#### [WRITTEN INSTRUCTION]
Every line below that holds the string "dash" should be copied out.

Items from a figure collection
------

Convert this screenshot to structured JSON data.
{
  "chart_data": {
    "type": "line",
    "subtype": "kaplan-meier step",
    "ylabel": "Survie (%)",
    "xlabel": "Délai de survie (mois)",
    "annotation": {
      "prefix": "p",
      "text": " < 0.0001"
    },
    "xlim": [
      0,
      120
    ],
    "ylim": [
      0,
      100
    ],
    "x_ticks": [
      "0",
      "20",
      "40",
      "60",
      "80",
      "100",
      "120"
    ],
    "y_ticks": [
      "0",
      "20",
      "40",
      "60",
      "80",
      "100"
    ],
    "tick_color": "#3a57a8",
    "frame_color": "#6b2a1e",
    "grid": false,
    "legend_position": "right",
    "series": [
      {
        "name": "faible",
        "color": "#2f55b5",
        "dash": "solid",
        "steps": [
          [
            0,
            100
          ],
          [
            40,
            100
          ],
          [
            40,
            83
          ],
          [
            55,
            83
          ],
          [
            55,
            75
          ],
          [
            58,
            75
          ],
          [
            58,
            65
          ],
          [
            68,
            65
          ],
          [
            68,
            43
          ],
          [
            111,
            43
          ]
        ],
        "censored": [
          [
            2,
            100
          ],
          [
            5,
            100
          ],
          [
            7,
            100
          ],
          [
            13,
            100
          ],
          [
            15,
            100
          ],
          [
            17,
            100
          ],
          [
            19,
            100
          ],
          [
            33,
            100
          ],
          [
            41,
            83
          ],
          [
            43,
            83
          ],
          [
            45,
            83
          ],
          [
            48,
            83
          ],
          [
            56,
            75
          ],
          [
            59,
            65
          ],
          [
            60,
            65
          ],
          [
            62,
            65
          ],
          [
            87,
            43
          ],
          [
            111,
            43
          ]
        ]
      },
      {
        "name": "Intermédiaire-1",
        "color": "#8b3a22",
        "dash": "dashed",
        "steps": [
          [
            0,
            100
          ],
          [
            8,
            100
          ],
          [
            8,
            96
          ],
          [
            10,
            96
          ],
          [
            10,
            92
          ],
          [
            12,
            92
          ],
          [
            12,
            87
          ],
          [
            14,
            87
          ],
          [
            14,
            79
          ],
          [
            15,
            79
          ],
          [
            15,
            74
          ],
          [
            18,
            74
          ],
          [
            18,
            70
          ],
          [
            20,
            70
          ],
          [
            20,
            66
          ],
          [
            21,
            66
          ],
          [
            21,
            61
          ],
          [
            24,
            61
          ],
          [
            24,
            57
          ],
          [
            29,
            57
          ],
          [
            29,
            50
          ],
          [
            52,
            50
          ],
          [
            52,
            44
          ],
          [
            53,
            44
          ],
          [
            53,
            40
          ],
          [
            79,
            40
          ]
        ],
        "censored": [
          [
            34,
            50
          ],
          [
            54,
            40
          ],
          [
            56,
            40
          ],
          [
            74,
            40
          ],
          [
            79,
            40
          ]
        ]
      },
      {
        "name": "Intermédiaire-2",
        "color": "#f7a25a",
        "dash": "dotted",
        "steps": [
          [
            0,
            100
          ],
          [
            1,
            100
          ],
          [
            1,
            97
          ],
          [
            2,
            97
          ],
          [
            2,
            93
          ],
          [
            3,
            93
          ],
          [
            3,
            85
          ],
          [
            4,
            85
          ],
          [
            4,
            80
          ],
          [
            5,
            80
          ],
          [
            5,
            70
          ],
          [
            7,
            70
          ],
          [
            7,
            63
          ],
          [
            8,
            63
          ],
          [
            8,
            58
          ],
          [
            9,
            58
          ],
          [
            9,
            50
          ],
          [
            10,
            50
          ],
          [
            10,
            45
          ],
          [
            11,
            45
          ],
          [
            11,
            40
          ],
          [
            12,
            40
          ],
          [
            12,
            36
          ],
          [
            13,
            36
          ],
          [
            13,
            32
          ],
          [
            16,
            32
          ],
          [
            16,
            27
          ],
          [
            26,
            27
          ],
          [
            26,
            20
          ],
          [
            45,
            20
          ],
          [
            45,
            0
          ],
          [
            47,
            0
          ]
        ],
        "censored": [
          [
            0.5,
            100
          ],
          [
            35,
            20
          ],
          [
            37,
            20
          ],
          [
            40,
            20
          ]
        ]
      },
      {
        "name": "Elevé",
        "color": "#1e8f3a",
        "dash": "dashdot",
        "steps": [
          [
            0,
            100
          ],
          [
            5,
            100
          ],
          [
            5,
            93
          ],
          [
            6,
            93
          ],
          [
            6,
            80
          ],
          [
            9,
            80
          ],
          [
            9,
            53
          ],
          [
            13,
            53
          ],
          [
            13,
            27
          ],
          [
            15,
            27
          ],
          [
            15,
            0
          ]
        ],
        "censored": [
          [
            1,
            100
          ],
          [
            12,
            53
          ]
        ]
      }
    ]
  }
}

------

#### [RESULT FOR THIS EXERCISE]
        "dash": "solid",
        "dash": "dashed",
        "dash": "dotted",
        "dash": "dashdot",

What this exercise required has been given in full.